------ The records ------

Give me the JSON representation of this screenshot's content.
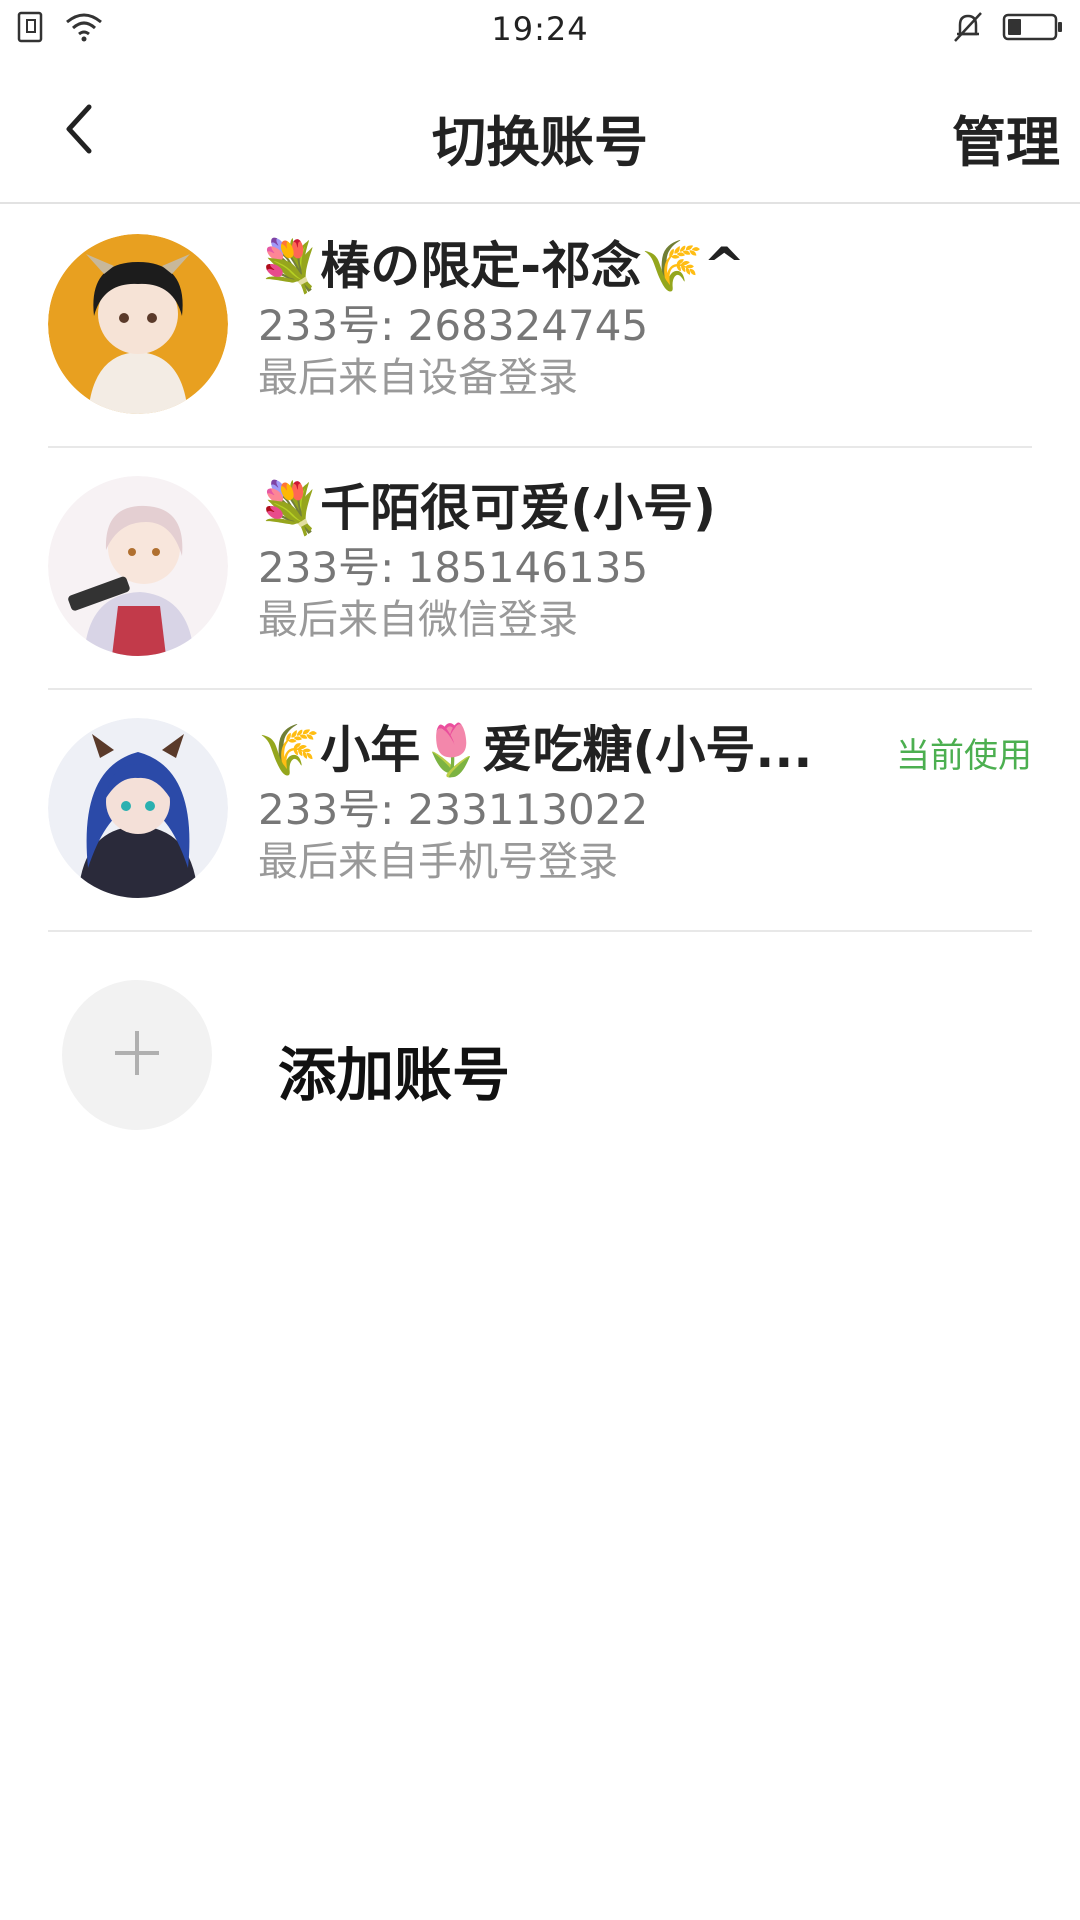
{
  "status_bar": {
    "time": "19:24",
    "left_icons": [
      "sim-card-icon",
      "wifi-icon"
    ],
    "right_icons": [
      "notifications-muted-icon",
      "battery-icon"
    ]
  },
  "header": {
    "back_icon": "chevron-left-icon",
    "title": "切换账号",
    "manage_label": "管理"
  },
  "accounts": [
    {
      "name": "💐椿の限定-祁念🌾^",
      "uid": "233号: 268324745",
      "login": "最后来自设备登录",
      "current": ""
    },
    {
      "name": "💐千陌很可爱(小号)",
      "uid": "233号: 185146135",
      "login": "最后来自微信登录",
      "current": ""
    },
    {
      "name": "🌾小年🌷爱吃糖(小号...",
      "uid": "233号: 233113022",
      "login": "最后来自手机号登录",
      "current": "当前使用"
    }
  ],
  "add_account": {
    "icon": "plus-icon",
    "label": "添加账号"
  },
  "colors": {
    "current_badge": "#4caf50",
    "divider": "#e8e8e8"
  }
}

------

→ Written instruction: Print each of the records above exactly as written, leaving no picture in the copy.

→ Expected answer:
Give me the JSON representation of this screenshot's content.
{
  "status_bar": {
    "time": "19:24",
    "left_icons": [
      "sim-card-icon",
      "wifi-icon"
    ],
    "right_icons": [
      "notifications-muted-icon",
      "battery-icon"
    ]
  },
  "header": {
    "back_icon": "chevron-left-icon",
    "title": "切换账号",
    "manage_label": "管理"
  },
  "accounts": [
    {
      "name": "💐椿の限定-祁念🌾^",
      "uid": "233号: 268324745",
      "login": "最后来自设备登录",
      "current": ""
    },
    {
      "name": "💐千陌很可爱(小号)",
      "uid": "233号: 185146135",
      "login": "最后来自微信登录",
      "current": ""
    },
    {
      "name": "🌾小年🌷爱吃糖(小号...",
      "uid": "233号: 233113022",
      "login": "最后来自手机号登录",
      "current": "当前使用"
    }
  ],
  "add_account": {
    "icon": "plus-icon",
    "label": "添加账号"
  },
  "colors": {
    "current_badge": "#4caf50",
    "divider": "#e8e8e8"
  }
}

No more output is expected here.